(Element and region listings)
'''

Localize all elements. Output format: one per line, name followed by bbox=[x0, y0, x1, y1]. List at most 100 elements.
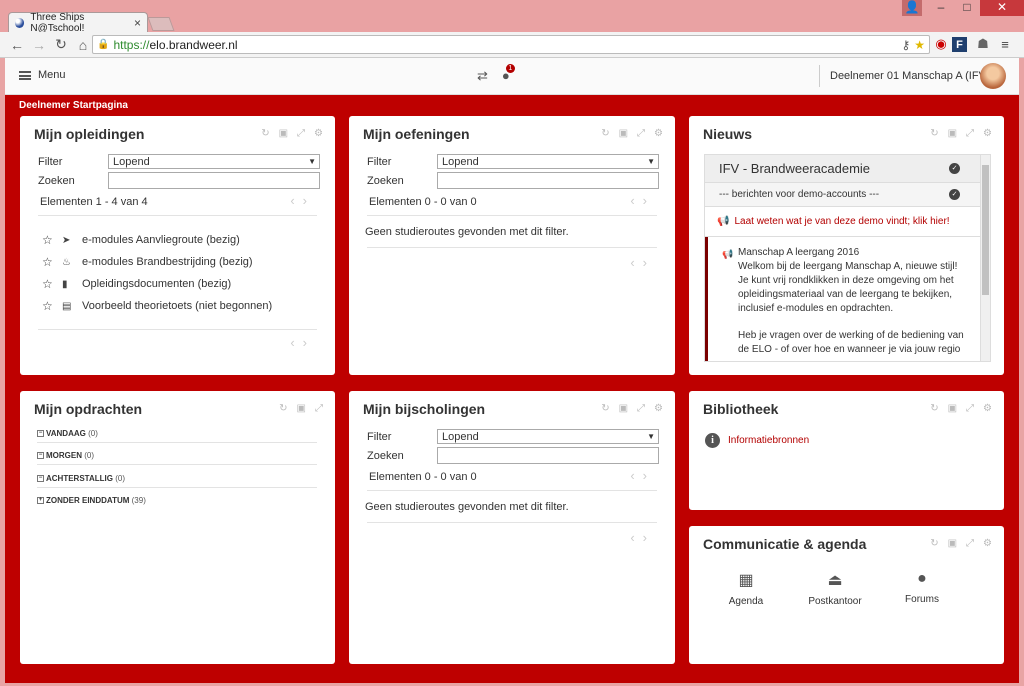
expand-icon[interactable]: ⤢ bbox=[966, 538, 974, 549]
news-group-header[interactable]: IFV - Brandweeracademie ✓ bbox=[705, 155, 990, 183]
refresh-icon[interactable]: ↻ bbox=[261, 128, 269, 139]
pager[interactable]: ‹› bbox=[630, 255, 655, 270]
reload-icon[interactable]: ↻ bbox=[50, 36, 72, 53]
filter-select[interactable]: Lopend ▼ bbox=[437, 429, 659, 444]
star-icon[interactable]: ☆ bbox=[42, 233, 54, 247]
expand-plus-icon[interactable]: + bbox=[37, 497, 44, 505]
ghost-extension-icon[interactable]: ☗ bbox=[974, 35, 992, 53]
notifications-icon[interactable]: ● 1 bbox=[502, 64, 515, 84]
gear-icon[interactable]: ⚙ bbox=[654, 403, 663, 414]
list-item[interactable]: ☆ ➤ e-modules Aanvliegroute (bezig) bbox=[42, 233, 240, 247]
profile-icon[interactable]: 👤 bbox=[902, 0, 922, 16]
minimize-icon[interactable]: ▣ bbox=[948, 128, 957, 139]
news-feed[interactable]: IFV - Brandweeracademie ✓ --- berichten v… bbox=[704, 154, 991, 362]
refresh-icon[interactable]: ↻ bbox=[930, 538, 938, 549]
user-name[interactable]: Deelnemer 01 Manschap A (IFV) bbox=[830, 70, 990, 82]
maximize-button[interactable]: □ bbox=[954, 0, 980, 16]
collapse-icon[interactable]: − bbox=[37, 452, 44, 460]
scrollbar-thumb[interactable] bbox=[982, 165, 989, 295]
expand-icon[interactable]: ⤢ bbox=[637, 128, 645, 139]
check-icon[interactable]: ✓ bbox=[949, 189, 960, 200]
collapse-icon[interactable]: − bbox=[37, 475, 44, 483]
browser-tab[interactable]: Three Ships N@Tschool! × bbox=[8, 12, 148, 34]
category-label: ACHTERSTALLIG bbox=[46, 474, 113, 483]
refresh-icon[interactable]: ↻ bbox=[930, 128, 938, 139]
forward-icon[interactable]: → bbox=[28, 37, 50, 53]
informatiebronnen-link[interactable]: i Informatiebronnen bbox=[705, 433, 809, 448]
category-morgen[interactable]: − MORGEN (0) bbox=[37, 451, 317, 465]
star-icon[interactable]: ☆ bbox=[42, 299, 54, 313]
search-input[interactable] bbox=[108, 172, 320, 189]
star-icon[interactable]: ☆ bbox=[42, 255, 54, 269]
expand-icon[interactable]: ⤢ bbox=[315, 403, 323, 414]
library-link-text[interactable]: Informatiebronnen bbox=[728, 435, 809, 446]
news-link-text[interactable]: Laat weten wat je van deze demo vindt; k… bbox=[734, 216, 949, 227]
list-item-label[interactable]: e-modules Aanvliegroute (bezig) bbox=[82, 234, 240, 246]
pager[interactable]: ‹› bbox=[630, 193, 655, 208]
chrome-menu-icon[interactable]: ≡ bbox=[996, 35, 1014, 53]
home-icon[interactable]: ⌂ bbox=[72, 37, 94, 53]
pager[interactable]: ‹› bbox=[630, 468, 655, 483]
filter-select[interactable]: Lopend ▼ bbox=[108, 154, 320, 169]
close-tab-icon[interactable]: × bbox=[134, 16, 141, 30]
list-item-label[interactable]: Voorbeeld theorietoets (niet begonnen) bbox=[82, 300, 272, 312]
minimize-icon[interactable]: ▣ bbox=[619, 403, 628, 414]
refresh-icon[interactable]: ↻ bbox=[601, 128, 609, 139]
filter-select[interactable]: Lopend ▼ bbox=[437, 154, 659, 169]
category-zonder-einddatum[interactable]: + ZONDER EINDDATUM (39) bbox=[37, 496, 317, 509]
search-input[interactable] bbox=[437, 447, 659, 464]
search-input[interactable] bbox=[437, 172, 659, 189]
list-item-label[interactable]: e-modules Brandbestrijding (bezig) bbox=[82, 256, 253, 268]
news-subgroup[interactable]: --- berichten voor demo-accounts --- ✓ bbox=[705, 183, 990, 207]
news-feedback-link[interactable]: 📢 Laat weten wat je van deze demo vindt; … bbox=[705, 207, 990, 237]
agenda-button[interactable]: ▦ Agenda bbox=[711, 570, 781, 607]
opera-extension-icon[interactable]: ◉ bbox=[932, 35, 950, 53]
key-icon[interactable]: ⚷ bbox=[901, 38, 910, 52]
minimize-icon[interactable]: ▣ bbox=[279, 128, 288, 139]
list-item[interactable]: ☆ ▤ Voorbeeld theorietoets (niet begonnen) bbox=[42, 299, 272, 313]
expand-icon[interactable]: ⤢ bbox=[637, 403, 645, 414]
refresh-icon[interactable]: ↻ bbox=[601, 403, 609, 414]
list-item[interactable]: ☆ ♨ e-modules Brandbestrijding (bezig) bbox=[42, 255, 253, 269]
minimize-icon[interactable]: ▣ bbox=[619, 128, 628, 139]
expand-icon[interactable]: ⤢ bbox=[297, 128, 305, 139]
new-tab-button[interactable] bbox=[147, 17, 175, 31]
pager[interactable]: ‹› bbox=[630, 530, 655, 545]
gear-icon[interactable]: ⚙ bbox=[654, 128, 663, 139]
gear-icon[interactable]: ⚙ bbox=[314, 128, 323, 139]
list-item-label[interactable]: Opleidingsdocumenten (bezig) bbox=[82, 278, 231, 290]
refresh-icon[interactable]: ↻ bbox=[930, 403, 938, 414]
f-extension-icon[interactable]: F bbox=[952, 37, 967, 52]
gear-icon[interactable]: ⚙ bbox=[983, 403, 992, 414]
gear-icon[interactable]: ⚙ bbox=[983, 128, 992, 139]
postkantoor-button[interactable]: ⏏ Postkantoor bbox=[800, 570, 870, 607]
filter-value: Lopend bbox=[113, 155, 150, 168]
switch-icon[interactable]: ⇄ bbox=[477, 68, 488, 84]
category-vandaag[interactable]: − VANDAAG (0) bbox=[37, 429, 317, 443]
avatar[interactable] bbox=[980, 63, 1006, 89]
category-achterstallig[interactable]: − ACHTERSTALLIG (0) bbox=[37, 474, 317, 488]
pager[interactable]: ‹› bbox=[290, 335, 315, 350]
forums-button[interactable]: ● Forums bbox=[887, 570, 957, 605]
gear-icon[interactable]: ⚙ bbox=[983, 538, 992, 549]
collapse-icon[interactable]: − bbox=[37, 430, 44, 438]
minimize-icon[interactable]: ▣ bbox=[948, 538, 957, 549]
refresh-icon[interactable]: ↻ bbox=[279, 403, 287, 414]
back-icon[interactable]: ← bbox=[6, 37, 28, 53]
minimize-icon[interactable]: ▣ bbox=[297, 403, 306, 414]
list-item[interactable]: ☆ ▮ Opleidingsdocumenten (bezig) bbox=[42, 277, 231, 291]
bookmark-star-icon[interactable]: ★ bbox=[914, 38, 925, 52]
minimize-icon[interactable]: ▣ bbox=[948, 403, 957, 414]
category-count: (0) bbox=[84, 451, 95, 460]
star-icon[interactable]: ☆ bbox=[42, 277, 54, 291]
close-window-button[interactable]: ✕ bbox=[980, 0, 1024, 16]
address-bar[interactable]: 🔒 https:// elo.brandweer.nl ⚷ ★ bbox=[92, 35, 930, 54]
check-icon[interactable]: ✓ bbox=[949, 163, 960, 174]
expand-icon[interactable]: ⤢ bbox=[966, 128, 974, 139]
menu-button[interactable]: Menu bbox=[19, 69, 66, 81]
minimize-button[interactable]: – bbox=[928, 0, 954, 16]
news-item[interactable]: 📢 Manschap A leergang 2016 Welkom bij de… bbox=[705, 237, 990, 361]
news-scrollbar[interactable] bbox=[980, 155, 990, 361]
expand-icon[interactable]: ⤢ bbox=[966, 403, 974, 414]
pager[interactable]: ‹› bbox=[290, 193, 315, 208]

'''

• **Exercise goal**
Copy the lines of the entries, without changes, starting at the line that contains "expand-icon[interactable]: ⤢ bbox=[966, 538, 974, 549]" and stopping after the line that contains "star-icon[interactable]: ☆ bbox=[42, 233, 54, 247]".

• **Answer to this task**
expand-icon[interactable]: ⤢ bbox=[966, 538, 974, 549]
news-group-header[interactable]: IFV - Brandweeracademie ✓ bbox=[705, 155, 990, 183]
refresh-icon[interactable]: ↻ bbox=[261, 128, 269, 139]
pager[interactable]: ‹› bbox=[630, 255, 655, 270]
reload-icon[interactable]: ↻ bbox=[50, 36, 72, 53]
filter-select[interactable]: Lopend ▼ bbox=[437, 429, 659, 444]
star-icon[interactable]: ☆ bbox=[42, 233, 54, 247]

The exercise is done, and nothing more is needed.